Return a copy of each line that holds the string "JSON".

--- start ---

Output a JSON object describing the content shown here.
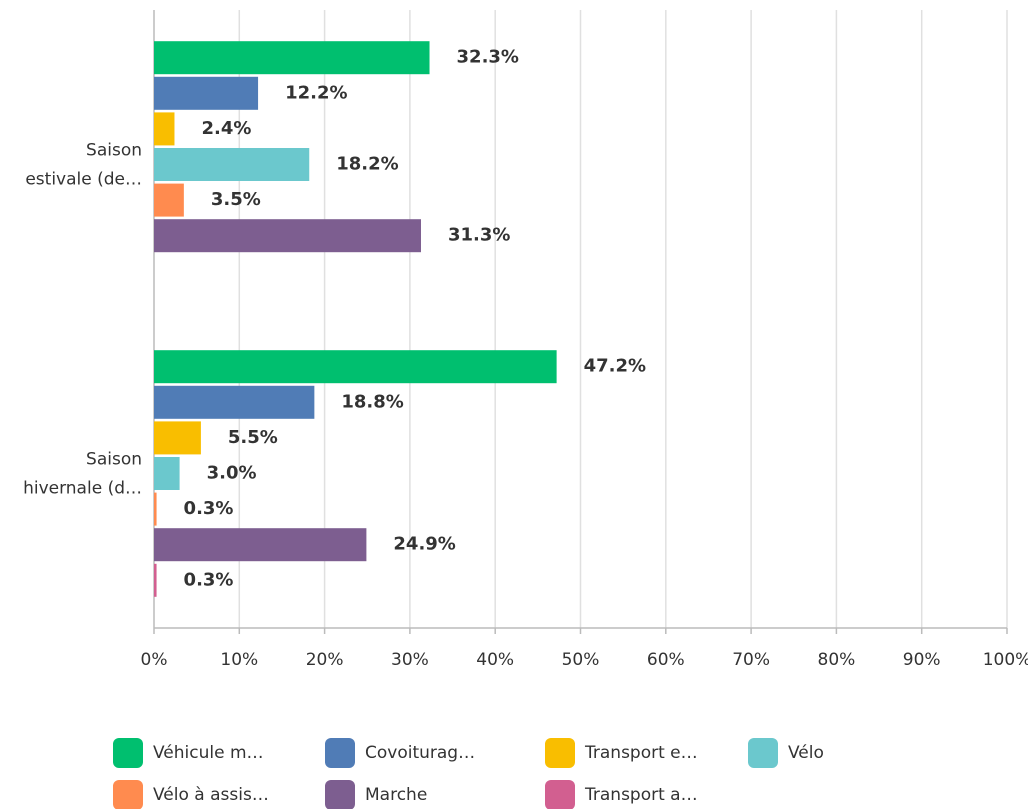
{
  "chart_data": {
    "type": "hbar",
    "categories": [
      "Saison estivale (de…",
      "Saison hivernale (d…"
    ],
    "series": [
      {
        "name": "Véhicule m…",
        "color": "#00bf6f",
        "values": [
          32.3,
          47.2
        ],
        "value_labels": [
          "32.3%",
          "47.2%"
        ]
      },
      {
        "name": "Covoiturag…",
        "color": "#507cb6",
        "values": [
          12.2,
          18.8
        ],
        "value_labels": [
          "12.2%",
          "18.8%"
        ]
      },
      {
        "name": "Transport e…",
        "color": "#f9be00",
        "values": [
          2.4,
          5.5
        ],
        "value_labels": [
          "2.4%",
          "5.5%"
        ]
      },
      {
        "name": "Vélo",
        "color": "#6bc8cd",
        "values": [
          18.2,
          3.0
        ],
        "value_labels": [
          "18.2%",
          "3.0%"
        ]
      },
      {
        "name": "Vélo à assis…",
        "color": "#ff8b4f",
        "values": [
          3.5,
          0.3
        ],
        "value_labels": [
          "3.5%",
          "0.3%"
        ]
      },
      {
        "name": "Marche",
        "color": "#7d5e90",
        "values": [
          31.3,
          24.9
        ],
        "value_labels": [
          "31.3%",
          "24.9%"
        ]
      },
      {
        "name": "Transport a…",
        "color": "#d25f90",
        "values": [
          null,
          0.3
        ],
        "value_labels": [
          null,
          "0.3%"
        ]
      }
    ],
    "xlim": [
      0,
      100
    ],
    "xticks": [
      {
        "value": 0,
        "label": "0%"
      },
      {
        "value": 10,
        "label": "10%"
      },
      {
        "value": 20,
        "label": "20%"
      },
      {
        "value": 30,
        "label": "30%"
      },
      {
        "value": 40,
        "label": "40%"
      },
      {
        "value": 50,
        "label": "50%"
      },
      {
        "value": 60,
        "label": "60%"
      },
      {
        "value": 70,
        "label": "70%"
      },
      {
        "value": 80,
        "label": "80%"
      },
      {
        "value": 90,
        "label": "90%"
      },
      {
        "value": 100,
        "label": "100%"
      }
    ],
    "grid": true,
    "legend": "bottom"
  }
}
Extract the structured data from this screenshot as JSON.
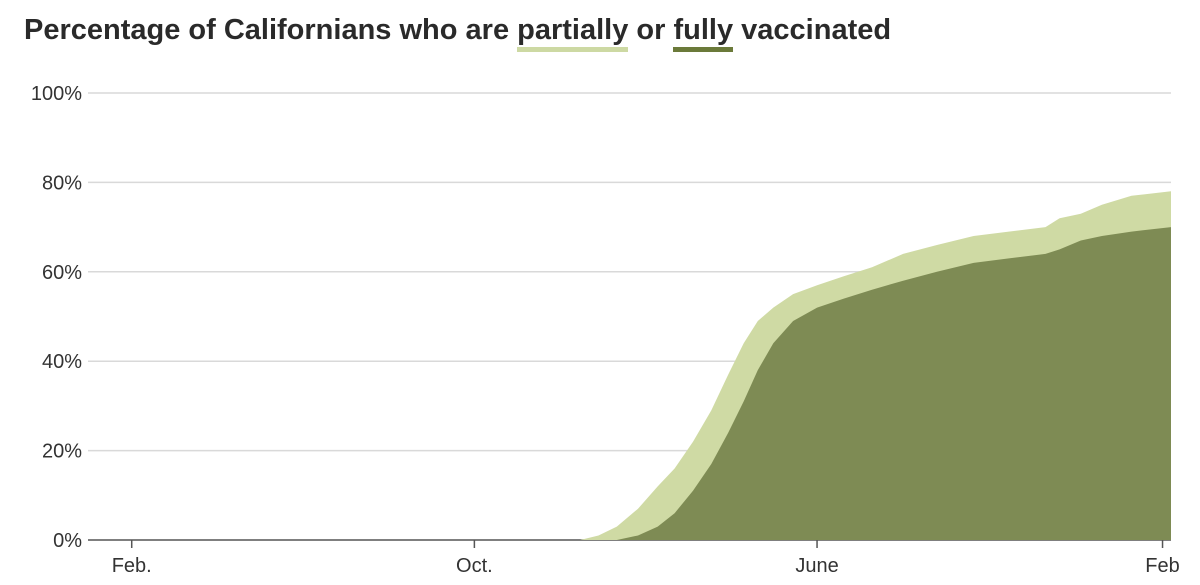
{
  "title": {
    "prefix": "Percentage of Californians who are",
    "partial_word": "partially",
    "joiner": "or",
    "full_word": "fully",
    "suffix": "vaccinated"
  },
  "colors": {
    "partial": "#cfdaa4",
    "full": "#7e8b54",
    "grid": "#d9d9d9",
    "axis": "#555555"
  },
  "chart_data": {
    "type": "area",
    "title": "Percentage of Californians who are partially or fully vaccinated",
    "xlabel": "",
    "ylabel": "",
    "ylim": [
      0,
      100
    ],
    "grid": true,
    "y_ticks": [
      "0%",
      "20%",
      "40%",
      "60%",
      "80%",
      "100%"
    ],
    "x_ticks": [
      {
        "date": "2020-02-01",
        "label": "Feb."
      },
      {
        "date": "2020-10-01",
        "label": "Oct."
      },
      {
        "date": "2021-06-01",
        "label": "June"
      },
      {
        "date": "2022-02-01",
        "label": "Feb"
      }
    ],
    "x_range": [
      "2020-01-01",
      "2022-02-07"
    ],
    "series": [
      {
        "name": "partially",
        "x": [
          "2020-01-01",
          "2020-12-15",
          "2020-12-28",
          "2021-01-10",
          "2021-01-25",
          "2021-02-08",
          "2021-02-20",
          "2021-03-05",
          "2021-03-18",
          "2021-03-30",
          "2021-04-10",
          "2021-04-20",
          "2021-05-01",
          "2021-05-15",
          "2021-06-01",
          "2021-06-20",
          "2021-07-10",
          "2021-08-01",
          "2021-08-25",
          "2021-09-20",
          "2021-10-15",
          "2021-11-10",
          "2021-11-20",
          "2021-12-05",
          "2021-12-20",
          "2022-01-10",
          "2022-02-07"
        ],
        "values": [
          0,
          0,
          1,
          3,
          7,
          12,
          16,
          22,
          29,
          37,
          44,
          49,
          52,
          55,
          57,
          59,
          61,
          64,
          66,
          68,
          69,
          70,
          72,
          73,
          75,
          77,
          78
        ]
      },
      {
        "name": "fully",
        "x": [
          "2020-01-01",
          "2021-01-10",
          "2021-01-25",
          "2021-02-08",
          "2021-02-20",
          "2021-03-05",
          "2021-03-18",
          "2021-03-30",
          "2021-04-10",
          "2021-04-20",
          "2021-05-01",
          "2021-05-15",
          "2021-06-01",
          "2021-06-20",
          "2021-07-10",
          "2021-08-01",
          "2021-08-25",
          "2021-09-20",
          "2021-10-15",
          "2021-11-10",
          "2021-11-20",
          "2021-12-05",
          "2021-12-20",
          "2022-01-10",
          "2022-02-07"
        ],
        "values": [
          0,
          0,
          1,
          3,
          6,
          11,
          17,
          24,
          31,
          38,
          44,
          49,
          52,
          54,
          56,
          58,
          60,
          62,
          63,
          64,
          65,
          67,
          68,
          69,
          70
        ]
      }
    ]
  }
}
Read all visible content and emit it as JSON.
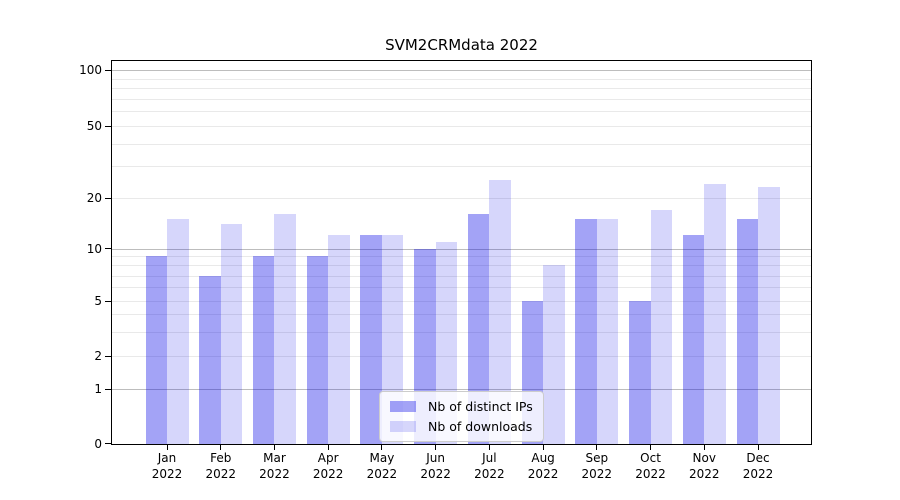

--- end ---

▶ [RESULT OF THIS EXERCISE]:
Output a JSON object describing the content shown here.
Extract the structured data from this screenshot as JSON.
Read all visible content and emit it as JSON.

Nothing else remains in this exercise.